• _SHORT TASK_
Please return the full listing below without altering anything.

Data entries
___
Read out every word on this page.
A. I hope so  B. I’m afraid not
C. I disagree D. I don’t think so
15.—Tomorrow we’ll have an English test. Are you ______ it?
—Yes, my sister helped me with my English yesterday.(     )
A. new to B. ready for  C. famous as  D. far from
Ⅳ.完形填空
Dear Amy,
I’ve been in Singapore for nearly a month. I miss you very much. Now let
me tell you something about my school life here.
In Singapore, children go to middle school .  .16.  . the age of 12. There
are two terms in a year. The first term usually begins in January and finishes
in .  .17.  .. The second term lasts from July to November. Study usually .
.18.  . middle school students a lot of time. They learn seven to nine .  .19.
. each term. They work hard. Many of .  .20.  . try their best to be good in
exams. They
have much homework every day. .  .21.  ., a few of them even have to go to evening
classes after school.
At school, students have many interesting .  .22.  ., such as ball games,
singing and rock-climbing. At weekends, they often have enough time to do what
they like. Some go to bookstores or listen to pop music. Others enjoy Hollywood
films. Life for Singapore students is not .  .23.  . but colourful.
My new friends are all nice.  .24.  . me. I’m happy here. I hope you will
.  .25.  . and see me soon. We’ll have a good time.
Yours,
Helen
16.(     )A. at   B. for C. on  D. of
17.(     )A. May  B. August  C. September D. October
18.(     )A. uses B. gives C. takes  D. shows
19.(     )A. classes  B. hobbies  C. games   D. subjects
___
• _EXERCISE RESPONSE_
Read out every word on this page.
A. I hope so  B. I’m afraid not
C. I disagree D. I don’t think so
15.—Tomorrow we’ll have an English test. Are you ______ it?
—Yes, my sister helped me with my English yesterday.(     )
A. new to B. ready for  C. famous as  D. far from
Ⅳ.完形填空
Dear Amy,
I’ve been in Singapore for nearly a month. I miss you very much. Now let
me tell you something about my school life here.
In Singapore, children go to middle school .  .16.  . the age of 12. There
are two terms in a year. The first term usually begins in January and finishes
in .  .17.  .. The second term lasts from July to November. Study usually .
.18.  . middle school students a lot of time. They learn seven to nine .  .19.
. each term. They work hard. Many of .  .20.  . try their best to be good in
exams. They
have much homework every day. .  .21.  ., a few of them even have to go to evening
classes after school.
At school, students have many interesting .  .22.  ., such as ball games,
singing and rock-climbing. At weekends, they often have enough time to do what
they like. Some go to bookstores or listen to pop music. Others enjoy Hollywood
films. Life for Singapore students is not .  .23.  . but colourful.
My new friends are all nice.  .24.  . me. I’m happy here. I hope you will
.  .25.  . and see me soon. We’ll have a good time.
Yours,
Helen
16.(     )A. at   B. for C. on  D. of
17.(     )A. May  B. August  C. September D. October
18.(     )A. uses B. gives C. takes  D. shows
19.(     )A. classes  B. hobbies  C. games   D. subjects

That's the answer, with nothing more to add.